→ **Work instructions**
• A. According to the Vertigo Prelude mockup thread, which virtual instrument was used for the timpani?
• B. In the Vertigo Prelude mockup thread, why did the first poster try the Orchestral Tools Berlin First Chairs? Answer in one to three sentences.
• C. Write the next reply in the Vertigo Prelude mockup thread, picking up after its final post.

→ **Selected extract**
+--

# Bernard Herrmann "Vertigo Prelude" Mockup !



## Emmanuel Rousseau (Apr 27, 2018)

Hi everyone,

I just finished this short mockup of the "Vertigo Prelude", by the great Bernard Herrmann. I've been learning tons of stuff with this score, and it was really fun to mockup  What a maestro he was !

This was also my first try with the Orchestral Tools Berlin First Chairs, as I wanted to see how they would complement the strings from Metropolis Arks to emulate the sound of a studio orchestra.

Here are the virtual instruments I used :

Timpani : OT Metropolis Ark 3
Strings : OT Berlin First Chairs, layered with touches of Metropolis Ark 1 & 2
Brass : OT Berlin Brass
Woodwinds : OT Metropolis Ark 2 & VSL Woodwinds SE 1 & 1Plus 
Glockenspiel, Harp & Marimba : 8Dio AGE

For fun, I also tried to recreate the sound of the original recording, using console & tape machine emulations, and various EQs.

I sincerely hope you will enjoy the result, and please feel free to comment 

Emmanuel


----------



## Divico (Apr 27, 2018)

Lovely mockup. Really powerfull brass. Only critique I have that the brass is a bit to close sounding for me.


----------



## Pantonal (Apr 27, 2018)

Truly cool music! So very interesting and your mockup is really good. I had no issues with the sound of the brass, but I have an old man's ears. You picked an amazing piece of music.

+--

Stored items
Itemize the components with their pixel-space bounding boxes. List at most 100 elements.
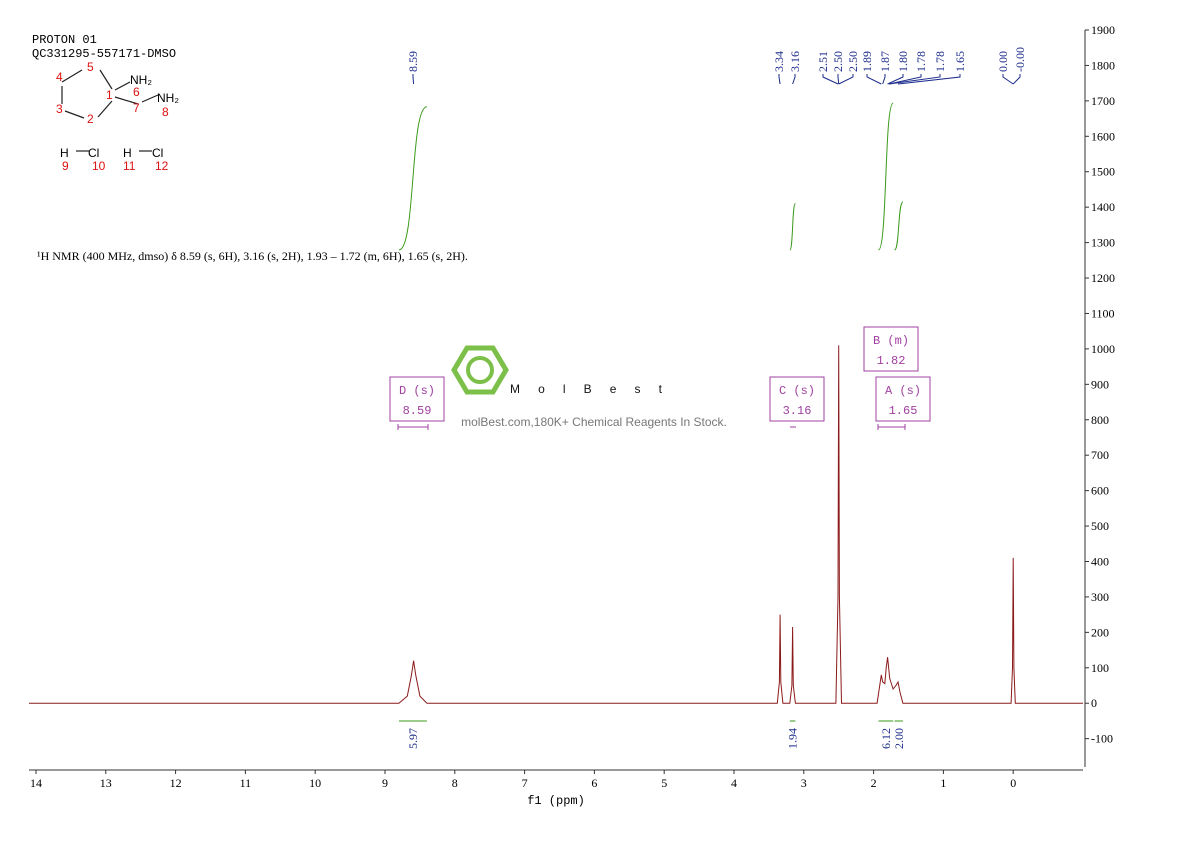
y-tick-label: 0	[1091, 696, 1097, 710]
atom-label: Cl	[88, 146, 99, 160]
peak-pointer	[1012, 74, 1021, 85]
peak-label: 2.50	[846, 51, 860, 72]
peak-pointer	[887, 74, 904, 85]
y-tick-label: 1100	[1091, 306, 1115, 320]
peak-pointer	[838, 74, 854, 85]
peak-label: 1.89	[860, 51, 874, 72]
y-tick-label: 1900	[1091, 23, 1115, 37]
atom-number: 1	[106, 88, 113, 102]
y-tick-label: 200	[1091, 625, 1109, 639]
atom-number: 7	[133, 101, 140, 115]
atom-label: Cl	[152, 146, 163, 160]
peak-label: 1.80	[896, 51, 910, 72]
peak-pointer	[792, 74, 796, 85]
atom-number: 9	[62, 159, 69, 173]
multiplet-box	[875, 376, 931, 422]
x-tick-label: 10	[309, 776, 321, 790]
x-tick-label: 13	[100, 776, 112, 790]
x-tick-label: 0	[1010, 776, 1016, 790]
x-tick-label: 3	[801, 776, 807, 790]
atom-number: 4	[56, 70, 63, 84]
watermark-logo	[451, 345, 509, 395]
atom-number: 3	[56, 102, 63, 116]
integral-curve	[894, 201, 904, 251]
x-tick-label: 6	[591, 776, 597, 790]
peak-label: 3.34	[772, 51, 786, 72]
peak-label: 1.65	[953, 51, 967, 72]
multiplet-shift: 3.16	[783, 404, 812, 418]
atom-label: H	[60, 146, 69, 160]
integral-label: 6.12	[879, 728, 893, 749]
multiplet-box	[769, 376, 825, 422]
atom-number: 6	[133, 85, 140, 99]
peak-pointer	[837, 74, 840, 85]
x-tick-label: 11	[240, 776, 252, 790]
y-tick-label: 400	[1091, 554, 1109, 568]
atom-label: NH₂	[157, 91, 179, 105]
atom-label: H	[123, 146, 132, 160]
y-tick-label: 1400	[1091, 200, 1115, 214]
atom-label: NH₂	[130, 73, 152, 87]
y-tick-label: 800	[1091, 413, 1109, 427]
integral-curve	[789, 202, 796, 251]
x-tick-label: 14	[30, 776, 42, 790]
y-tick-label: 600	[1091, 484, 1109, 498]
multiplet-shift: 8.59	[403, 404, 432, 418]
peak-label: 0.00	[996, 51, 1010, 72]
x-tick-label: 12	[170, 776, 182, 790]
header-line: QC331295-557171-DMSO	[32, 47, 176, 61]
atom-number: 10	[92, 159, 106, 173]
multiplet-name: A (s)	[885, 384, 921, 398]
nmr-description: ¹H NMR (400 MHz, dmso) δ 8.59 (s, 6H), 3…	[37, 249, 468, 263]
x-tick-label: 4	[731, 776, 737, 790]
x-axis-label: f1 (ppm)	[527, 794, 585, 808]
y-tick-label: 1800	[1091, 58, 1115, 72]
atom-number: 11	[123, 159, 136, 173]
y-tick-label: 500	[1091, 519, 1109, 533]
peak-label: 3.16	[788, 51, 802, 72]
header-line: PROTON 01	[32, 33, 97, 47]
structure-bonds	[61, 69, 159, 152]
peak-label: 1.87	[878, 51, 892, 72]
atom-number: 8	[162, 105, 169, 119]
y-tick-label: 1200	[1091, 271, 1115, 285]
peak-label: 2.51	[816, 51, 830, 72]
peak-label: 8.59	[406, 51, 420, 72]
multiplet-box	[863, 326, 919, 372]
peak-pointer	[822, 74, 839, 85]
x-tick-label: 9	[382, 776, 388, 790]
multiplet-name: D (s)	[399, 384, 435, 398]
multiplet-shift: 1.65	[889, 404, 918, 418]
y-tick-label: 1600	[1091, 129, 1115, 143]
x-tick-label: 5	[661, 776, 667, 790]
peak-pointer	[888, 74, 941, 85]
integral-curve	[878, 102, 894, 251]
integral-label: 1.94	[786, 728, 800, 749]
watermark-brand: MolBest	[510, 382, 663, 396]
y-tick-label: 300	[1091, 590, 1109, 604]
y-tick-label: 1500	[1091, 165, 1115, 179]
integral-curve	[398, 106, 428, 251]
atom-number: 2	[87, 112, 94, 126]
x-tick-label: 7	[522, 776, 528, 790]
peak-pointer	[1002, 74, 1014, 85]
watermark-tagline: molBest.com,180K+ Chemical Reagents In S…	[461, 415, 727, 429]
y-tick-label: 1300	[1091, 236, 1115, 250]
peak-pointer	[412, 74, 415, 85]
peak-pointer	[897, 74, 961, 85]
y-tick-label: 100	[1091, 661, 1109, 675]
x-tick-label: 8	[452, 776, 458, 790]
integral-label: 2.00	[892, 728, 906, 749]
multiplet-shift: 1.82	[877, 354, 906, 368]
integral-label: 5.97	[406, 728, 420, 749]
peak-label: -0.00	[1013, 47, 1027, 72]
peak-pointer	[888, 74, 922, 85]
peak-pointer	[866, 74, 882, 85]
y-tick-label: 700	[1091, 448, 1109, 462]
multiplet-ranges	[397, 424, 906, 430]
peak-label: 1.78	[933, 51, 947, 72]
spectrum-line	[29, 345, 1083, 704]
x-tick-label: 2	[871, 776, 877, 790]
atom-number: 5	[87, 60, 94, 74]
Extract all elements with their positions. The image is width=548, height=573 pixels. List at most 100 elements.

+--

→ **Answers for the exercise**
• A. OT Metropolis Ark 3.

• B. It was his first time using them, and he wanted to see how they would complement the strings from Metropolis Arks. His aim was to emulate the sound of a studio orchestra.

• C.
----------



## Emmanuel Rousseau (Apr 27, 2018)

Thanks ! I'll have to check this brass tomorrow


----------



## NoamL (Apr 29, 2018)

You were able to get pretty close to the original studio-orchestra feeling without using a single "Bernard Hermann Orchestra" library I noticed 

Very nice sound!


----------



## Emmanuel Rousseau (Apr 29, 2018)

NoamL said:


> You were able to get pretty close to the original studio-orchestra feeling without using a single "Bernard Hermann Orchestra" library I noticed
> 
> Very nice sound!



Ahah, didn't get this one ! I was saving for the Danny Elfman Oompa Loompa Toolkit.


----------



## Parsifal666 (Sep 13, 2018)

I'm finding myself sorry I missed this first time around. Great job, this is excellent! Makes me think about getting Met Ark 2.


----------



## Emmanuel Rousseau (Sep 13, 2018)

Thank you @Parsifal666 ! I love Ark 2, and generally speaking all my Orchestral Tools libraries. I also know you're not a fan of the 1st volume, so... 

The real strenghts of Ark 2 are its Woodwinds & Brass sections, they're fantastic (Alto flutes, bass flutes, bass clarinets & contrabass clarinets for the Winds, Wagner tubas, fluegelhorns, bass trumpets, euphoniums and tubas for the Brass).

They're not the main elements in my mockup, though. The most important are Berlin First Chairs, Berlin Brass & VSL Woodwinds SE.


----------



## Parsifal666 (Sep 13, 2018)

whitewasteland said:


> Thank you @Parsifal666 ! I love Ark 2, and generally speaking all my Orchestral Tools libraries. I also know you're not a fan of the 1st volume, so...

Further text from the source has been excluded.